Every line that holds "پلاکت" should be shown.

________________________

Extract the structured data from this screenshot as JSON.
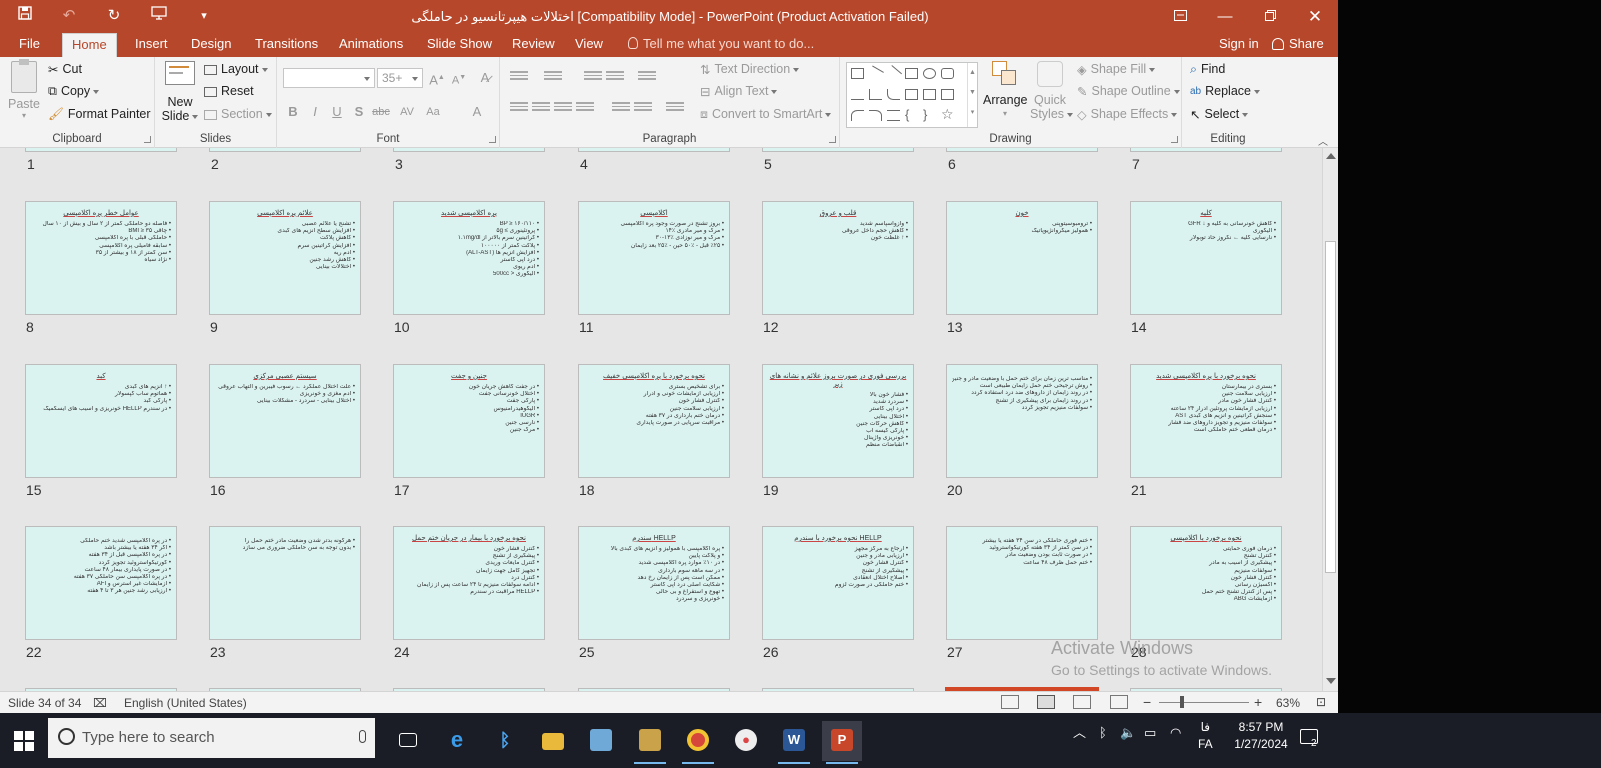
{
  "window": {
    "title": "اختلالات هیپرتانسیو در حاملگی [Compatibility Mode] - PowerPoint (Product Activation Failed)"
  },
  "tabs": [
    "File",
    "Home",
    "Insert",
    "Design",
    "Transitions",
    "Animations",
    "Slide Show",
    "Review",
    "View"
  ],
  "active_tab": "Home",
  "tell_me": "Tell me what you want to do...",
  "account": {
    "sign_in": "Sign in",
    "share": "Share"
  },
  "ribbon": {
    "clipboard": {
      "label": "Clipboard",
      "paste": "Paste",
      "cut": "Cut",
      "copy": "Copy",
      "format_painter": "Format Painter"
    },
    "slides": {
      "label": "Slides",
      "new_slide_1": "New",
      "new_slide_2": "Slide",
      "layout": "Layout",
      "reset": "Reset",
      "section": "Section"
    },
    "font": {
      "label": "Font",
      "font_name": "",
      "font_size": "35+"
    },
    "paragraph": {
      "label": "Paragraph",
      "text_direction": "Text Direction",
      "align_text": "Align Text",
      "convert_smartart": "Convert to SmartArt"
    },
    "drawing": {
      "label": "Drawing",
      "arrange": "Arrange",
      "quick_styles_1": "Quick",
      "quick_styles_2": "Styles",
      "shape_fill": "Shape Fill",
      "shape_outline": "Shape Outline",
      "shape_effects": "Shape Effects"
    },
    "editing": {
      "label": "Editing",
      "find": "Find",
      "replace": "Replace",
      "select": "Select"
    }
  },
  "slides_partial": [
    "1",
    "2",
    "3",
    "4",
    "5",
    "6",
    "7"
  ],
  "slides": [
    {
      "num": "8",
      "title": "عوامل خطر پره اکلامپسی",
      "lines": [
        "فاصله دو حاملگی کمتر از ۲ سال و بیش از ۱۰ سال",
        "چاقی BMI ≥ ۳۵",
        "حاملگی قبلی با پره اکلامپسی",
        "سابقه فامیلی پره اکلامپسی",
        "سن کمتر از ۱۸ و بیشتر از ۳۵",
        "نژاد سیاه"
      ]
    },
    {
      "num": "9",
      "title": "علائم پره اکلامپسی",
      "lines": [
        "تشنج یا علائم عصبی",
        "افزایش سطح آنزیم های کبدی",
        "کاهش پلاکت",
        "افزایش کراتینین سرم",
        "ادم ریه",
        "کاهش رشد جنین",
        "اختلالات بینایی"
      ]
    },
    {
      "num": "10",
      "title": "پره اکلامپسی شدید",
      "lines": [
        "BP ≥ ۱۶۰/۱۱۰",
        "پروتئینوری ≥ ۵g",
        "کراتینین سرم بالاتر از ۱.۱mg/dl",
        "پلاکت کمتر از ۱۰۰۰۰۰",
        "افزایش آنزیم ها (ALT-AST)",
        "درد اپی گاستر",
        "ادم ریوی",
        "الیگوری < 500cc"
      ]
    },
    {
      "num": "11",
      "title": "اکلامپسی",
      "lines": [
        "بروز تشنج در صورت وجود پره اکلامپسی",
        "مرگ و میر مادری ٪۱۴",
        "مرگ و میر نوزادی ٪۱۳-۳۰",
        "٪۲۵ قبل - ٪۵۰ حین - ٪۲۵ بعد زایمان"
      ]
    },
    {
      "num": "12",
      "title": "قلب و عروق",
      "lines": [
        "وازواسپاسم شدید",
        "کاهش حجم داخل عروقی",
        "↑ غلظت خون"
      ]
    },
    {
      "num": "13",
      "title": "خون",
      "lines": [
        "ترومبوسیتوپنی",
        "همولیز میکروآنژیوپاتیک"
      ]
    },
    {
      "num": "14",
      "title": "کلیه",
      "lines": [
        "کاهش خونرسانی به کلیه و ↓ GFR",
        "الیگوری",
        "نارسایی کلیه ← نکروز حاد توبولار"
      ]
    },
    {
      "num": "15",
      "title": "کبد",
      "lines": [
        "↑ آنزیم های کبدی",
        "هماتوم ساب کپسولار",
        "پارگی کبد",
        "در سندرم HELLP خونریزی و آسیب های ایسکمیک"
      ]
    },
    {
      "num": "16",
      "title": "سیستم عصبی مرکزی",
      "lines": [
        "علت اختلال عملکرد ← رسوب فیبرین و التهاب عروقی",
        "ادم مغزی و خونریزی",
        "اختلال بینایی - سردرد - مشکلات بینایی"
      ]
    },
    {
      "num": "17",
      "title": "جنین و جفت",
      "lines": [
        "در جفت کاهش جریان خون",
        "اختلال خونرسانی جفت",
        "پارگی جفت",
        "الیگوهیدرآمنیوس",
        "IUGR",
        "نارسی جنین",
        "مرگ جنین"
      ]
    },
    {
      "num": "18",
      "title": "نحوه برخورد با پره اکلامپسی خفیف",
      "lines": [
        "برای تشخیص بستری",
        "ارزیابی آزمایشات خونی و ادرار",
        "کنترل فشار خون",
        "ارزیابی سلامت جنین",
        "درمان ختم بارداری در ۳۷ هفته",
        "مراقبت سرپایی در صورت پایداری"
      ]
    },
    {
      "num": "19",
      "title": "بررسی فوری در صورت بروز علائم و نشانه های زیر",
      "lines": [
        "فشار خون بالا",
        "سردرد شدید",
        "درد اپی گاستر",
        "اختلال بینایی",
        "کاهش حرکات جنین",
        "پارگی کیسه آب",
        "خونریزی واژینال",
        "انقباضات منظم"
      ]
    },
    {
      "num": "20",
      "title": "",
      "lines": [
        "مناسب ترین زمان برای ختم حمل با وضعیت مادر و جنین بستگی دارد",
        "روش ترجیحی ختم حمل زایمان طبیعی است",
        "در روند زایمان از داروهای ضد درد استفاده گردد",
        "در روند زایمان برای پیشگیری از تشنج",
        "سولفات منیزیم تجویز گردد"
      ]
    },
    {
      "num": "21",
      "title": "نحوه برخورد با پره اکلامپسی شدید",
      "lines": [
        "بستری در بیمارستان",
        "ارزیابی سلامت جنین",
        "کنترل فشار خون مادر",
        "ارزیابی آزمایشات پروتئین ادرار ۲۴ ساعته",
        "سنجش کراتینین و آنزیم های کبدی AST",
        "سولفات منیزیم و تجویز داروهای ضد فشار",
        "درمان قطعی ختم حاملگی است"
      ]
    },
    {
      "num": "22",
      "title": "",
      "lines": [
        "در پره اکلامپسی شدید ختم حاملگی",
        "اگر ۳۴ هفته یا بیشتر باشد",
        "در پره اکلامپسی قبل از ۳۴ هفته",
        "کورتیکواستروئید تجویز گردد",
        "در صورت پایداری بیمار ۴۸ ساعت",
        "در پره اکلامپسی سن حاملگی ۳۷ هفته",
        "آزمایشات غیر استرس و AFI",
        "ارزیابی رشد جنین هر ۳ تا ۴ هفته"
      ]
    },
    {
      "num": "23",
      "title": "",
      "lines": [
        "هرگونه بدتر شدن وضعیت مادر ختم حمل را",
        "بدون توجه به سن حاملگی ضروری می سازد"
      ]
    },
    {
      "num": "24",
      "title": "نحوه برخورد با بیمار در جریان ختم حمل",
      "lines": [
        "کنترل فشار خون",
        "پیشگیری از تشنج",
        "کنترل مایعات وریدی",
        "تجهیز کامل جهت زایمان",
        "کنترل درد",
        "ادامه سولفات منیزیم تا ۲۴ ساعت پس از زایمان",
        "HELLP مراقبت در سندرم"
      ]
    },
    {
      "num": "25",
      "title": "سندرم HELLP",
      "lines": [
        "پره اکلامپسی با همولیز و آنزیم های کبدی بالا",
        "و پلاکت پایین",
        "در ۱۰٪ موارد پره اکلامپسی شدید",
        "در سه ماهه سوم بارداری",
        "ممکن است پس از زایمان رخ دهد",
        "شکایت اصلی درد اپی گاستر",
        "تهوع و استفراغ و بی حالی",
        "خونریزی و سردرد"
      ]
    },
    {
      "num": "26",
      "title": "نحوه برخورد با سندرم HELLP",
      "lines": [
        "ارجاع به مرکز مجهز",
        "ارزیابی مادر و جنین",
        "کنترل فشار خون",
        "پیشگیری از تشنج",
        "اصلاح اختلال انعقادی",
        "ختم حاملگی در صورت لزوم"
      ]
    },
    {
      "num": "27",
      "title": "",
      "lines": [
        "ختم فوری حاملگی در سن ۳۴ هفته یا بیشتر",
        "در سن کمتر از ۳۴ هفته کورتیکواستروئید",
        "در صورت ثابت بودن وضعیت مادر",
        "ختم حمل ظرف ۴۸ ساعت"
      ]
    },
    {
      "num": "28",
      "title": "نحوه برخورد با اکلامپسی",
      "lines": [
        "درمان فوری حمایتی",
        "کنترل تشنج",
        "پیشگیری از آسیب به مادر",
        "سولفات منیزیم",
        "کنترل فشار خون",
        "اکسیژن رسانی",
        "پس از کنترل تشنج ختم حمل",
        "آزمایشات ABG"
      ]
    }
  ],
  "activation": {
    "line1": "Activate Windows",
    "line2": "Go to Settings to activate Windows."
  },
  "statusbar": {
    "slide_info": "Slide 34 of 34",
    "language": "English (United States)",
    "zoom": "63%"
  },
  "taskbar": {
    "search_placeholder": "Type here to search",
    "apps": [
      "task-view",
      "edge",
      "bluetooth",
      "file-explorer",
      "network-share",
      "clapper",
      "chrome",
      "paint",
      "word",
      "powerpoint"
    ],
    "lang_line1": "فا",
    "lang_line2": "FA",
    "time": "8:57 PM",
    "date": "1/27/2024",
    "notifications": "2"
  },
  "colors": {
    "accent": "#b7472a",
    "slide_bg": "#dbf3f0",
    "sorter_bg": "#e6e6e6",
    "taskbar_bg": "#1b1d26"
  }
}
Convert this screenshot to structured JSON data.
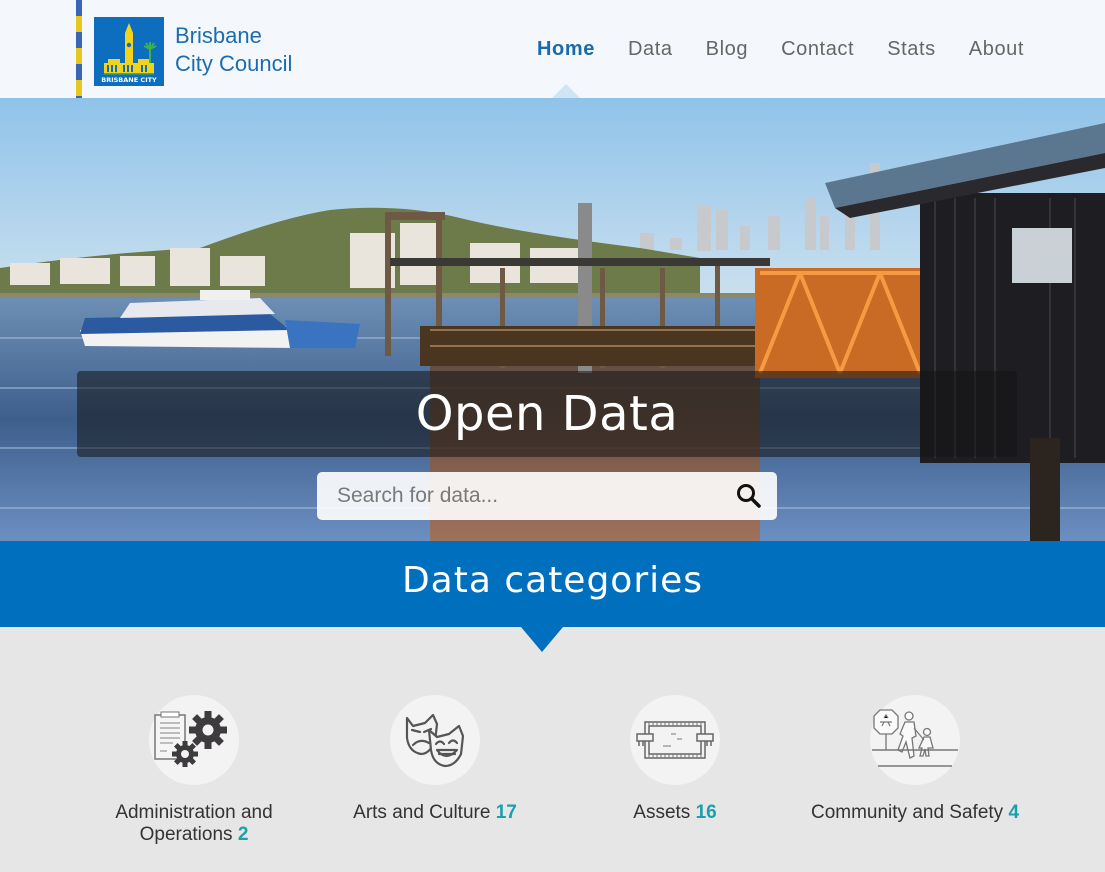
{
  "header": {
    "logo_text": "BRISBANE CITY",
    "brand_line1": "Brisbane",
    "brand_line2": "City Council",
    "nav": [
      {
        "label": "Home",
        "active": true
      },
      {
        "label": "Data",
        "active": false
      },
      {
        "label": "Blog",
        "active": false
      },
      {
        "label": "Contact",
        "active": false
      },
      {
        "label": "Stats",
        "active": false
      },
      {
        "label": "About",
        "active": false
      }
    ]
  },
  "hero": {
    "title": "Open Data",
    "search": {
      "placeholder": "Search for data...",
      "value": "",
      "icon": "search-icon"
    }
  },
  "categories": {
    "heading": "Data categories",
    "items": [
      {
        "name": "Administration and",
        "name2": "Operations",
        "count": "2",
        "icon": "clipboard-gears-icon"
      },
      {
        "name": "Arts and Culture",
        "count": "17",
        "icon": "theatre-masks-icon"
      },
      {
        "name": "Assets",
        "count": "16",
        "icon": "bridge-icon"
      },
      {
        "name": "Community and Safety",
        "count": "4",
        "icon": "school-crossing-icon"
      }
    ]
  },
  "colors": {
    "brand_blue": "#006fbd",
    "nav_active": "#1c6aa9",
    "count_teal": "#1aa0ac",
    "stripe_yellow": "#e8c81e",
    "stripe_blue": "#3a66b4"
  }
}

________________________

> RESPONSE:
        "کاهش پلاکت",
        "پلاکت کمتر از ۱۰۰۰۰۰",
        "و پلاکت پایین",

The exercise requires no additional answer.